[Data entries for graphics]
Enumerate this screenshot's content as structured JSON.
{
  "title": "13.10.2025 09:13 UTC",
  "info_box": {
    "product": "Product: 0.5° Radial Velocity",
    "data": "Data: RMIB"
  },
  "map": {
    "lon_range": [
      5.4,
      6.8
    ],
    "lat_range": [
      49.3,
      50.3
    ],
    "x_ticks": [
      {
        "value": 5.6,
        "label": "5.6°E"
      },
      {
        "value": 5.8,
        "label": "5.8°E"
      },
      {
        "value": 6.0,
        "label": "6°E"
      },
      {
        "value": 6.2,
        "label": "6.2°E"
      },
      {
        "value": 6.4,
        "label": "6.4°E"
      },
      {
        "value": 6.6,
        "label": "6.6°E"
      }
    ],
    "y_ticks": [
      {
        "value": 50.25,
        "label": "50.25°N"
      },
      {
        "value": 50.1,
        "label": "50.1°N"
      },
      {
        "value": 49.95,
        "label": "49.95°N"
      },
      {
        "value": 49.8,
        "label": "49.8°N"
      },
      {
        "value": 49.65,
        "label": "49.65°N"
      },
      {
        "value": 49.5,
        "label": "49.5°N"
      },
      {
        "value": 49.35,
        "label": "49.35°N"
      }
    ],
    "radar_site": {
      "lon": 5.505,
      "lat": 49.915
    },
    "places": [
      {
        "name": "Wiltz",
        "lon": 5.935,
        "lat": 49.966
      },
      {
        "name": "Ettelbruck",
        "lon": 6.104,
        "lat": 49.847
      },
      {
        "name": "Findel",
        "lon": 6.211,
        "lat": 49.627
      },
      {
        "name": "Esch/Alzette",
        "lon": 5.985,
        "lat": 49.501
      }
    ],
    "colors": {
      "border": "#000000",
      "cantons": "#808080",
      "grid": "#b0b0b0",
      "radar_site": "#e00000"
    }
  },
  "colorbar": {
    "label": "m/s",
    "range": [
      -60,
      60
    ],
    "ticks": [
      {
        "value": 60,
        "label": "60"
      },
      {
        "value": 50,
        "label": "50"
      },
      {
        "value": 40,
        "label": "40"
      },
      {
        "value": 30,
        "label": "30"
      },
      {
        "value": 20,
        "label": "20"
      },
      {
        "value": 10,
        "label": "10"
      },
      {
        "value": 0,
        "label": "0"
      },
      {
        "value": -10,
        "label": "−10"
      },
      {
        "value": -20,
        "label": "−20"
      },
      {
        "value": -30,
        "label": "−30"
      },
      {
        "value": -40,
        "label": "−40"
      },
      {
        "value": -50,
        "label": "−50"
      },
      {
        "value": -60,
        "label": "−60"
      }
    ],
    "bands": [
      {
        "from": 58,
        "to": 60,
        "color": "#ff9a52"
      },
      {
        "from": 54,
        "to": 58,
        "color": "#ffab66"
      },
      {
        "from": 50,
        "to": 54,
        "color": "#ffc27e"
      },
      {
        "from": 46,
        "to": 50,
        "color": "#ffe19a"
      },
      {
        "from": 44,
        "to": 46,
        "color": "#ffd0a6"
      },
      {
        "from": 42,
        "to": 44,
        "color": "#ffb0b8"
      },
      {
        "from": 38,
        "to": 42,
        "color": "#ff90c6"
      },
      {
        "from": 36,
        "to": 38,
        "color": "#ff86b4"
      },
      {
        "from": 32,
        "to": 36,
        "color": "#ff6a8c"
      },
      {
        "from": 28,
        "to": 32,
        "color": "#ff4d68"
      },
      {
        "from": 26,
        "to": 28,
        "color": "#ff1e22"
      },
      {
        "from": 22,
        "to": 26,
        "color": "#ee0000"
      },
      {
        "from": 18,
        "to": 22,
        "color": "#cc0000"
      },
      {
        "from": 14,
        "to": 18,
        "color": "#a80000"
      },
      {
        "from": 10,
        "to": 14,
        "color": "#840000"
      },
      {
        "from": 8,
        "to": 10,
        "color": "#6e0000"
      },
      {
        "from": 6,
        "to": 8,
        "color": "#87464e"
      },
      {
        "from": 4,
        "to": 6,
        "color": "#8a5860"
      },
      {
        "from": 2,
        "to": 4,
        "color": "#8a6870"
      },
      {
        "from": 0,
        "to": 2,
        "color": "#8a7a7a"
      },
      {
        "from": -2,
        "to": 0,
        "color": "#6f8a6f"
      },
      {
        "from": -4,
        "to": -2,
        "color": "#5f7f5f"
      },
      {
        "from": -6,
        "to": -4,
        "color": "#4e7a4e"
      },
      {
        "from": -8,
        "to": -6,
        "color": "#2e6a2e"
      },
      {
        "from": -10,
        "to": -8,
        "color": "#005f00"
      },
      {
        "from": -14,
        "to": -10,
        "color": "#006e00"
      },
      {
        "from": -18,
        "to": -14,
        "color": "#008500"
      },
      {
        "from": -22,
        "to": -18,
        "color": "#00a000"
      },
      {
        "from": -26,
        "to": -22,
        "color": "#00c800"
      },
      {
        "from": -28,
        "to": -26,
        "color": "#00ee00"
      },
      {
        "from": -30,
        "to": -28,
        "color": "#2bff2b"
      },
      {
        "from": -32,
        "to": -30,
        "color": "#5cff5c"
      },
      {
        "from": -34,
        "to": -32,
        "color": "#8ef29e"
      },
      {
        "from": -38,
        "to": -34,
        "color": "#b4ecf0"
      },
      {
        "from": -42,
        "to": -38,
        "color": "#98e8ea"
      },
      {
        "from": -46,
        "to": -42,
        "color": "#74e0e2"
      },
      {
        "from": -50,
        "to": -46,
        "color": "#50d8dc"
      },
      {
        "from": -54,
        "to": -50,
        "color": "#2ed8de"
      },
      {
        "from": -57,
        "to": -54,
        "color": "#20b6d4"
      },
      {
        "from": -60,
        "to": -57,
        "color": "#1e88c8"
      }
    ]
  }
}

What is required
Print every record exactly as it was given.

Answer
Enumerate this screenshot's content as structured JSON.
{
  "title": "13.10.2025 09:13 UTC",
  "info_box": {
    "product": "Product: 0.5° Radial Velocity",
    "data": "Data: RMIB"
  },
  "map": {
    "lon_range": [
      5.4,
      6.8
    ],
    "lat_range": [
      49.3,
      50.3
    ],
    "x_ticks": [
      {
        "value": 5.6,
        "label": "5.6°E"
      },
      {
        "value": 5.8,
        "label": "5.8°E"
      },
      {
        "value": 6.0,
        "label": "6°E"
      },
      {
        "value": 6.2,
        "label": "6.2°E"
      },
      {
        "value": 6.4,
        "label": "6.4°E"
      },
      {
        "value": 6.6,
        "label": "6.6°E"
      }
    ],
    "y_ticks": [
      {
        "value": 50.25,
        "label": "50.25°N"
      },
      {
        "value": 50.1,
        "label": "50.1°N"
      },
      {
        "value": 49.95,
        "label": "49.95°N"
      },
      {
        "value": 49.8,
        "label": "49.8°N"
      },
      {
        "value": 49.65,
        "label": "49.65°N"
      },
      {
        "value": 49.5,
        "label": "49.5°N"
      },
      {
        "value": 49.35,
        "label": "49.35°N"
      }
    ],
    "radar_site": {
      "lon": 5.505,
      "lat": 49.915
    },
    "places": [
      {
        "name": "Wiltz",
        "lon": 5.935,
        "lat": 49.966
      },
      {
        "name": "Ettelbruck",
        "lon": 6.104,
        "lat": 49.847
      },
      {
        "name": "Findel",
        "lon": 6.211,
        "lat": 49.627
      },
      {
        "name": "Esch/Alzette",
        "lon": 5.985,
        "lat": 49.501
      }
    ],
    "colors": {
      "border": "#000000",
      "cantons": "#808080",
      "grid": "#b0b0b0",
      "radar_site": "#e00000"
    }
  },
  "colorbar": {
    "label": "m/s",
    "range": [
      -60,
      60
    ],
    "ticks": [
      {
        "value": 60,
        "label": "60"
      },
      {
        "value": 50,
        "label": "50"
      },
      {
        "value": 40,
        "label": "40"
      },
      {
        "value": 30,
        "label": "30"
      },
      {
        "value": 20,
        "label": "20"
      },
      {
        "value": 10,
        "label": "10"
      },
      {
        "value": 0,
        "label": "0"
      },
      {
        "value": -10,
        "label": "−10"
      },
      {
        "value": -20,
        "label": "−20"
      },
      {
        "value": -30,
        "label": "−30"
      },
      {
        "value": -40,
        "label": "−40"
      },
      {
        "value": -50,
        "label": "−50"
      },
      {
        "value": -60,
        "label": "−60"
      }
    ],
    "bands": [
      {
        "from": 58,
        "to": 60,
        "color": "#ff9a52"
      },
      {
        "from": 54,
        "to": 58,
        "color": "#ffab66"
      },
      {
        "from": 50,
        "to": 54,
        "color": "#ffc27e"
      },
      {
        "from": 46,
        "to": 50,
        "color": "#ffe19a"
      },
      {
        "from": 44,
        "to": 46,
        "color": "#ffd0a6"
      },
      {
        "from": 42,
        "to": 44,
        "color": "#ffb0b8"
      },
      {
        "from": 38,
        "to": 42,
        "color": "#ff90c6"
      },
      {
        "from": 36,
        "to": 38,
        "color": "#ff86b4"
      },
      {
        "from": 32,
        "to": 36,
        "color": "#ff6a8c"
      },
      {
        "from": 28,
        "to": 32,
        "color": "#ff4d68"
      },
      {
        "from": 26,
        "to": 28,
        "color": "#ff1e22"
      },
      {
        "from": 22,
        "to": 26,
        "color": "#ee0000"
      },
      {
        "from": 18,
        "to": 22,
        "color": "#cc0000"
      },
      {
        "from": 14,
        "to": 18,
        "color": "#a80000"
      },
      {
        "from": 10,
        "to": 14,
        "color": "#840000"
      },
      {
        "from": 8,
        "to": 10,
        "color": "#6e0000"
      },
      {
        "from": 6,
        "to": 8,
        "color": "#87464e"
      },
      {
        "from": 4,
        "to": 6,
        "color": "#8a5860"
      },
      {
        "from": 2,
        "to": 4,
        "color": "#8a6870"
      },
      {
        "from": 0,
        "to": 2,
        "color": "#8a7a7a"
      },
      {
        "from": -2,
        "to": 0,
        "color": "#6f8a6f"
      },
      {
        "from": -4,
        "to": -2,
        "color": "#5f7f5f"
      },
      {
        "from": -6,
        "to": -4,
        "color": "#4e7a4e"
      },
      {
        "from": -8,
        "to": -6,
        "color": "#2e6a2e"
      },
      {
        "from": -10,
        "to": -8,
        "color": "#005f00"
      },
      {
        "from": -14,
        "to": -10,
        "color": "#006e00"
      },
      {
        "from": -18,
        "to": -14,
        "color": "#008500"
      },
      {
        "from": -22,
        "to": -18,
        "color": "#00a000"
      },
      {
        "from": -26,
        "to": -22,
        "color": "#00c800"
      },
      {
        "from": -28,
        "to": -26,
        "color": "#00ee00"
      },
      {
        "from": -30,
        "to": -28,
        "color": "#2bff2b"
      },
      {
        "from": -32,
        "to": -30,
        "color": "#5cff5c"
      },
      {
        "from": -34,
        "to": -32,
        "color": "#8ef29e"
      },
      {
        "from": -38,
        "to": -34,
        "color": "#b4ecf0"
      },
      {
        "from": -42,
        "to": -38,
        "color": "#98e8ea"
      },
      {
        "from": -46,
        "to": -42,
        "color": "#74e0e2"
      },
      {
        "from": -50,
        "to": -46,
        "color": "#50d8dc"
      },
      {
        "from": -54,
        "to": -50,
        "color": "#2ed8de"
      },
      {
        "from": -57,
        "to": -54,
        "color": "#20b6d4"
      },
      {
        "from": -60,
        "to": -57,
        "color": "#1e88c8"
      }
    ]
  }
}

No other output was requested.